— start EXTRACTED DATA —

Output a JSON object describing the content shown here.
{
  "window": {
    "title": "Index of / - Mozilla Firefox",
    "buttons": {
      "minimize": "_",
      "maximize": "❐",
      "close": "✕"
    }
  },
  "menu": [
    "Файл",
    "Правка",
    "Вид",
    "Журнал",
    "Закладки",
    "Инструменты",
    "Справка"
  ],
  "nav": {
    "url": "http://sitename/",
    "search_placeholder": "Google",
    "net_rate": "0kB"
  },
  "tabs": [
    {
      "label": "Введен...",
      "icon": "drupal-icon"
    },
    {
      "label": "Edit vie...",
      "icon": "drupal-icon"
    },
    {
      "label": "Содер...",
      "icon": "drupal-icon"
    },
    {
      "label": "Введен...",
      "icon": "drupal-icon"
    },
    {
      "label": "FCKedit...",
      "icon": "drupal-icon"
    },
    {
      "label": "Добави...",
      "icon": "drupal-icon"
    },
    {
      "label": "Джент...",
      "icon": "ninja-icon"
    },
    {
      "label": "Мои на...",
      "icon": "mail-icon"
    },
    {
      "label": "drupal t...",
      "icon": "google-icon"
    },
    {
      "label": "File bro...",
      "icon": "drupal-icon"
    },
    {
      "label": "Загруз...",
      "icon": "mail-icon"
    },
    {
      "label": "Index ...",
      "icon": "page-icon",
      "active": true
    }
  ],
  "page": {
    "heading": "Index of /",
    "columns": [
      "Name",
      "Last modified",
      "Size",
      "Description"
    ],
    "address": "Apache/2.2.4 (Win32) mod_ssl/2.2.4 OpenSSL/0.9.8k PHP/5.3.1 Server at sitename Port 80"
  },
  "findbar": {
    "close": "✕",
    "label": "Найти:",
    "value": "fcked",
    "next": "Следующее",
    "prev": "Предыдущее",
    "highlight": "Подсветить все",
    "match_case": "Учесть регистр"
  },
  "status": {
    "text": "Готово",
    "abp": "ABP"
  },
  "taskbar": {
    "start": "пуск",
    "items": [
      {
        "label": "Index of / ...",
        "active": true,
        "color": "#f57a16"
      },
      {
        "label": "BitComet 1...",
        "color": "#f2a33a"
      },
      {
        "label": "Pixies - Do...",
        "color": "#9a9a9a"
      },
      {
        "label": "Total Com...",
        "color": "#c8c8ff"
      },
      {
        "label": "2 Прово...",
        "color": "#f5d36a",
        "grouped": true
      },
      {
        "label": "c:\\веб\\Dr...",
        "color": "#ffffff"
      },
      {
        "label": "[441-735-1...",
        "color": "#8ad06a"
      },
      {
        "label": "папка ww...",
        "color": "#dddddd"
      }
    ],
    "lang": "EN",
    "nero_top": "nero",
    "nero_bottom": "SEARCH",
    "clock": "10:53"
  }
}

— end EXTRACTED DATA —

AIM
Determine how many lines above contain "Index" as a word or string. Give the number alone.

RESULT FOR THIS EXERCISE
4